-- Start LISTED RECORDS --

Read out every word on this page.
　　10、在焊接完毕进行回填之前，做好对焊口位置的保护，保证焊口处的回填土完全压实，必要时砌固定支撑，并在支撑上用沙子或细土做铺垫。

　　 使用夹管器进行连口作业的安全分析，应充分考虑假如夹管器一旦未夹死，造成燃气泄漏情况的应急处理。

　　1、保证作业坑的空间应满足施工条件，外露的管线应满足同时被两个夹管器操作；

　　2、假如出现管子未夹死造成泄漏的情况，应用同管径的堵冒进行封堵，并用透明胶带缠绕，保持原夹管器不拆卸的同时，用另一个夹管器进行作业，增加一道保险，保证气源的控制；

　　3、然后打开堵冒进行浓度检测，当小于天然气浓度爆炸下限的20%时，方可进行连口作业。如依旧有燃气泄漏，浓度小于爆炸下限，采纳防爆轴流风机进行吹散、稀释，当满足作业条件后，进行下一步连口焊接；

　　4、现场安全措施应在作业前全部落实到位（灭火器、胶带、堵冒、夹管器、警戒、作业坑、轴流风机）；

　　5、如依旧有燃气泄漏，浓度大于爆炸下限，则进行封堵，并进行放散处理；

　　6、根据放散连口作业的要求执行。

-- End LISTED RECORDS --

* **EXERCISE**
Exact copies of all the records are required.

* **EXERCISE OUTPUT**
Read out every word on this page.
　　10、在焊接完毕进行回填之前，做好对焊口位置的保护，保证焊口处的回填土完全压实，必要时砌固定支撑，并在支撑上用沙子或细土做铺垫。

　　 使用夹管器进行连口作业的安全分析，应充分考虑假如夹管器一旦未夹死，造成燃气泄漏情况的应急处理。

　　1、保证作业坑的空间应满足施工条件，外露的管线应满足同时被两个夹管器操作；

　　2、假如出现管子未夹死造成泄漏的情况，应用同管径的堵冒进行封堵，并用透明胶带缠绕，保持原夹管器不拆卸的同时，用另一个夹管器进行作业，增加一道保险，保证气源的控制；

　　3、然后打开堵冒进行浓度检测，当小于天然气浓度爆炸下限的20%时，方可进行连口作业。如依旧有燃气泄漏，浓度小于爆炸下限，采纳防爆轴流风机进行吹散、稀释，当满足作业条件后，进行下一步连口焊接；

　　4、现场安全措施应在作业前全部落实到位（灭火器、胶带、堵冒、夹管器、警戒、作业坑、轴流风机）；

　　5、如依旧有燃气泄漏，浓度大于爆炸下限，则进行封堵，并进行放散处理；

　　6、根据放散连口作业的要求执行。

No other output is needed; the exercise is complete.